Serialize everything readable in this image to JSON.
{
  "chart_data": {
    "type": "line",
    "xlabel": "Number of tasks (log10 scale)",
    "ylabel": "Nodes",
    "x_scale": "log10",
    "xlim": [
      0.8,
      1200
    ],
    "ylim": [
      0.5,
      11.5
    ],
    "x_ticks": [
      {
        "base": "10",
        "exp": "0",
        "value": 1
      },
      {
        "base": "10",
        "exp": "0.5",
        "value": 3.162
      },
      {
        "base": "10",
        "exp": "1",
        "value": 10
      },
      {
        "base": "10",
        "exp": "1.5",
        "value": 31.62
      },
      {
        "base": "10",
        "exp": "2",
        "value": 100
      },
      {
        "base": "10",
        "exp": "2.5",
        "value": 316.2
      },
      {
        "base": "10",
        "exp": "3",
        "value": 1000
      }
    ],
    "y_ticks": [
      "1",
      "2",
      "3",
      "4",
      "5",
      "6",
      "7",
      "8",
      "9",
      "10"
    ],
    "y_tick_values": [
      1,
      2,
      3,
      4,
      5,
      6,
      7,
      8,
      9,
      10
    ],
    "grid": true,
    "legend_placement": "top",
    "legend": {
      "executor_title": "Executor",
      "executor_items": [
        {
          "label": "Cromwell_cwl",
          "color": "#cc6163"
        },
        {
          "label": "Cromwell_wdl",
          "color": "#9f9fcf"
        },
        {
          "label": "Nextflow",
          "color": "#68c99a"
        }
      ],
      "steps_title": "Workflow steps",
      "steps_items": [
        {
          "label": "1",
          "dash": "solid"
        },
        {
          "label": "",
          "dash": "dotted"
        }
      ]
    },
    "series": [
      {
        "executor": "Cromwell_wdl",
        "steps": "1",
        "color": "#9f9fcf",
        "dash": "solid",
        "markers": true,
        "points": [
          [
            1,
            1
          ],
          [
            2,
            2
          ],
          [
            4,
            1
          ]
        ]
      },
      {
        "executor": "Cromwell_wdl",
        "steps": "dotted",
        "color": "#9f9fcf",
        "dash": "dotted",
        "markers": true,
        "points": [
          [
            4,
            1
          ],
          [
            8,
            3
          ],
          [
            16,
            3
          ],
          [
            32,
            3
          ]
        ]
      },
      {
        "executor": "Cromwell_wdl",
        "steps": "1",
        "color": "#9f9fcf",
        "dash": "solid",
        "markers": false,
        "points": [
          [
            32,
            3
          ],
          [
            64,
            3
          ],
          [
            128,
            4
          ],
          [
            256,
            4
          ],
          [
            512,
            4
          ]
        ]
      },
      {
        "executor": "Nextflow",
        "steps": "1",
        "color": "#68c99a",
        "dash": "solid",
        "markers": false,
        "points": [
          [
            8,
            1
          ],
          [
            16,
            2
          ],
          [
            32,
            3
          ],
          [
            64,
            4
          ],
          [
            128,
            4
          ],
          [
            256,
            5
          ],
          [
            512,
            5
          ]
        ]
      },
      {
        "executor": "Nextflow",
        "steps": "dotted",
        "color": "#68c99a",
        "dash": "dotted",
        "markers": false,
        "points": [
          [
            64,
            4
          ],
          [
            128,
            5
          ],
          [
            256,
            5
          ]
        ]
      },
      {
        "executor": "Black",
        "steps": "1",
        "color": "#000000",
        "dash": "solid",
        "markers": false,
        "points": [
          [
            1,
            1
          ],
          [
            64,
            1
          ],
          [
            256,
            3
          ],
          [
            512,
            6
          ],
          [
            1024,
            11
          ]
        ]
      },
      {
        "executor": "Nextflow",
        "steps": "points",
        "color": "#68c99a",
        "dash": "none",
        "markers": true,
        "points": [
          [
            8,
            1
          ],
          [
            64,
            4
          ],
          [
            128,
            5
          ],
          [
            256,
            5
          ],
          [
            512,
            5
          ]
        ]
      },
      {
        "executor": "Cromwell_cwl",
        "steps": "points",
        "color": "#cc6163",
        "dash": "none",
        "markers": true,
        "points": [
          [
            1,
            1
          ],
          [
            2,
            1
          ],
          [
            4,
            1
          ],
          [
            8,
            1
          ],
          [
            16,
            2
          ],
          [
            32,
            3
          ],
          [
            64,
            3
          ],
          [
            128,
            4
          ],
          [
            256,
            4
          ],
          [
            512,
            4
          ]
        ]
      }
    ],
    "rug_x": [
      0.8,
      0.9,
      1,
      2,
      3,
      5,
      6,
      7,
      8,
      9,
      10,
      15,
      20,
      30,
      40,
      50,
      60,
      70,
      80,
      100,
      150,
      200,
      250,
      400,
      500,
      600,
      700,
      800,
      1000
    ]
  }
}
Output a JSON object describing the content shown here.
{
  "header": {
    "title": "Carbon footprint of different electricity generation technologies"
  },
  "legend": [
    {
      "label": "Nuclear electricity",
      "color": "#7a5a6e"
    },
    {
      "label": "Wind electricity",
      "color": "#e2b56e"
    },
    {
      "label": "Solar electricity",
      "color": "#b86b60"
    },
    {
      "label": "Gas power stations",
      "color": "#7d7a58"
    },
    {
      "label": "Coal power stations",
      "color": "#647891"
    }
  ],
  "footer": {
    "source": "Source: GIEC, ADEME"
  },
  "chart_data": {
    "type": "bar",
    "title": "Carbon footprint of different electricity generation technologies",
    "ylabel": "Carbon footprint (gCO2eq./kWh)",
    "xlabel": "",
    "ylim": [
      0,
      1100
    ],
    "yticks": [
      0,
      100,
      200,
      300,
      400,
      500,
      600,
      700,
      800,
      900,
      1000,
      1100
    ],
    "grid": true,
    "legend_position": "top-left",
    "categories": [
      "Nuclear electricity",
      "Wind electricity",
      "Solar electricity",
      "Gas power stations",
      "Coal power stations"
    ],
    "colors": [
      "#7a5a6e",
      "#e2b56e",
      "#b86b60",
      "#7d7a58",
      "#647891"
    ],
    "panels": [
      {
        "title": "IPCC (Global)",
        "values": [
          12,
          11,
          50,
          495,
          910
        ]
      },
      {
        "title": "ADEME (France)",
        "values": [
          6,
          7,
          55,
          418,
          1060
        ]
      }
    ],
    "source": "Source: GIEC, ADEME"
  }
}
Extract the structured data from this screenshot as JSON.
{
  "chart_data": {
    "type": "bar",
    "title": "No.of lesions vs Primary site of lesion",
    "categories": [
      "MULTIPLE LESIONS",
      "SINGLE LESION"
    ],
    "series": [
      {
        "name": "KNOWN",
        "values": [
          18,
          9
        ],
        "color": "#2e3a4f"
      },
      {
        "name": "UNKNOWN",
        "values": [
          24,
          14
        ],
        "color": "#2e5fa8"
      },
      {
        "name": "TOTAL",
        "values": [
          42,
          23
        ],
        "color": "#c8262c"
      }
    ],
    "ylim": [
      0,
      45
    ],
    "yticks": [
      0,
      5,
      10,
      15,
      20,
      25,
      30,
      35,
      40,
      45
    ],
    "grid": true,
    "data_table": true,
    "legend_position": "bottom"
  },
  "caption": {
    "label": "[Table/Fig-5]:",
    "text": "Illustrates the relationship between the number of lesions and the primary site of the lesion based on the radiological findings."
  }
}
__________
Extract the complete data, matching each line exactly.

Serialize everything readable in this image to JSON.
{
  "chart_data": {
    "type": "line",
    "xlabel": "Number of tasks (log10 scale)",
    "ylabel": "Nodes",
    "x_scale": "log10",
    "xlim": [
      0.8,
      1200
    ],
    "ylim": [
      0.5,
      11.5
    ],
    "x_ticks": [
      {
        "base": "10",
        "exp": "0",
        "value": 1
      },
      {
        "base": "10",
        "exp": "0.5",
        "value": 3.162
      },
      {
        "base": "10",
        "exp": "1",
        "value": 10
      },
      {
        "base": "10",
        "exp": "1.5",
        "value": 31.62
      },
      {
        "base": "10",
        "exp": "2",
        "value": 100
      },
      {
        "base": "10",
        "exp": "2.5",
        "value": 316.2
      },
      {
        "base": "10",
        "exp": "3",
        "value": 1000
      }
    ],
    "y_ticks": [
      "1",
      "2",
      "3",
      "4",
      "5",
      "6",
      "7",
      "8",
      "9",
      "10"
    ],
    "y_tick_values": [
      1,
      2,
      3,
      4,
      5,
      6,
      7,
      8,
      9,
      10
    ],
    "grid": true,
    "legend_placement": "top",
    "legend": {
      "executor_title": "Executor",
      "executor_items": [
        {
          "label": "Cromwell_cwl",
          "color": "#cc6163"
        },
        {
          "label": "Cromwell_wdl",
          "color": "#9f9fcf"
        },
        {
          "label": "Nextflow",
          "color": "#68c99a"
        }
      ],
      "steps_title": "Workflow steps",
      "steps_items": [
        {
          "label": "1",
          "dash": "solid"
        },
        {
          "label": "",
          "dash": "dotted"
        }
      ]
    },
    "series": [
      {
        "executor": "Cromwell_wdl",
        "steps": "1",
        "color": "#9f9fcf",
        "dash": "solid",
        "markers": true,
        "points": [
          [
            1,
            1
          ],
          [
            2,
            2
          ],
          [
            4,
            1
          ]
        ]
      },
      {
        "executor": "Cromwell_wdl",
        "steps": "dotted",
        "color": "#9f9fcf",
        "dash": "dotted",
        "markers": true,
        "points": [
          [
            4,
            1
          ],
          [
            8,
            3
          ],
          [
            16,
            3
          ],
          [
            32,
            3
          ]
        ]
      },
      {
        "executor": "Cromwell_wdl",
        "steps": "1",
        "color": "#9f9fcf",
        "dash": "solid",
        "markers": false,
        "points": [
          [
            32,
            3
          ],
          [
            64,
            3
          ],
          [
            128,
            4
          ],
          [
            256,
            4
          ],
          [
            512,
            4
          ]
        ]
      },
      {
        "executor": "Nextflow",
        "steps": "1",
        "color": "#68c99a",
        "dash": "solid",
        "markers": false,
        "points": [
          [
            8,
            1
          ],
          [
            16,
            2
          ],
          [
            32,
            3
          ],
          [
            64,
            4
          ],
          [
            128,
            4
          ],
          [
            256,
            5
          ],
          [
            512,
            5
          ]
        ]
      },
      {
        "executor": "Nextflow",
        "steps": "dotted",
        "color": "#68c99a",
        "dash": "dotted",
        "markers": false,
        "points": [
          [
            64,
            4
          ],
          [
            128,
            5
          ],
          [
            256,
            5
          ]
        ]
      },
      {
        "executor": "Black",
        "steps": "1",
        "color": "#000000",
        "dash": "solid",
        "markers": false,
        "points": [
          [
            1,
            1
          ],
          [
            64,
            1
          ],
          [
            256,
            3
          ],
          [
            512,
            6
          ],
          [
            1024,
            11
          ]
        ]
      },
      {
        "executor": "Nextflow",
        "steps": "points",
        "color": "#68c99a",
        "dash": "none",
        "markers": true,
        "points": [
          [
            8,
            1
          ],
          [
            64,
            4
          ],
          [
            128,
            5
          ],
          [
            256,
            5
          ],
          [
            512,
            5
          ]
        ]
      },
      {
        "executor": "Cromwell_cwl",
        "steps": "points",
        "color": "#cc6163",
        "dash": "none",
        "markers": true,
        "points": [
          [
            1,
            1
          ],
          [
            2,
            1
          ],
          [
            4,
            1
          ],
          [
            8,
            1
          ],
          [
            16,
            2
          ],
          [
            32,
            3
          ],
          [
            64,
            3
          ],
          [
            128,
            4
          ],
          [
            256,
            4
          ],
          [
            512,
            4
          ]
        ]
      }
    ],
    "rug_x": [
      0.8,
      0.9,
      1,
      2,
      3,
      5,
      6,
      7,
      8,
      9,
      10,
      15,
      20,
      30,
      40,
      50,
      60,
      70,
      80,
      100,
      150,
      200,
      250,
      400,
      500,
      600,
      700,
      800,
      1000
    ]
  }
}
Output a JSON object describing the content shown here.
{
  "header": {
    "title": "Carbon footprint of different electricity generation technologies"
  },
  "legend": [
    {
      "label": "Nuclear electricity",
      "color": "#7a5a6e"
    },
    {
      "label": "Wind electricity",
      "color": "#e2b56e"
    },
    {
      "label": "Solar electricity",
      "color": "#b86b60"
    },
    {
      "label": "Gas power stations",
      "color": "#7d7a58"
    },
    {
      "label": "Coal power stations",
      "color": "#647891"
    }
  ],
  "footer": {
    "source": "Source: GIEC, ADEME"
  },
  "chart_data": {
    "type": "bar",
    "title": "Carbon footprint of different electricity generation technologies",
    "ylabel": "Carbon footprint (gCO2eq./kWh)",
    "xlabel": "",
    "ylim": [
      0,
      1100
    ],
    "yticks": [
      0,
      100,
      200,
      300,
      400,
      500,
      600,
      700,
      800,
      900,
      1000,
      1100
    ],
    "grid": true,
    "legend_position": "top-left",
    "categories": [
      "Nuclear electricity",
      "Wind electricity",
      "Solar electricity",
      "Gas power stations",
      "Coal power stations"
    ],
    "colors": [
      "#7a5a6e",
      "#e2b56e",
      "#b86b60",
      "#7d7a58",
      "#647891"
    ],
    "panels": [
      {
        "title": "IPCC (Global)",
        "values": [
          12,
          11,
          50,
          495,
          910
        ]
      },
      {
        "title": "ADEME (France)",
        "values": [
          6,
          7,
          55,
          418,
          1060
        ]
      }
    ],
    "source": "Source: GIEC, ADEME"
  }
}
Extract the structured data from this screenshot as JSON.
{
  "chart_data": {
    "type": "bar",
    "title": "No.of lesions vs Primary site of lesion",
    "categories": [
      "MULTIPLE LESIONS",
      "SINGLE LESION"
    ],
    "series": [
      {
        "name": "KNOWN",
        "values": [
          18,
          9
        ],
        "color": "#2e3a4f"
      },
      {
        "name": "UNKNOWN",
        "values": [
          24,
          14
        ],
        "color": "#2e5fa8"
      },
      {
        "name": "TOTAL",
        "values": [
          42,
          23
        ],
        "color": "#c8262c"
      }
    ],
    "ylim": [
      0,
      45
    ],
    "yticks": [
      0,
      5,
      10,
      15,
      20,
      25,
      30,
      35,
      40,
      45
    ],
    "grid": true,
    "data_table": true,
    "legend_position": "bottom"
  },
  "caption": {
    "label": "[Table/Fig-5]:",
    "text": "Illustrates the relationship between the number of lesions and the primary site of the lesion based on the radiological findings."
  }
}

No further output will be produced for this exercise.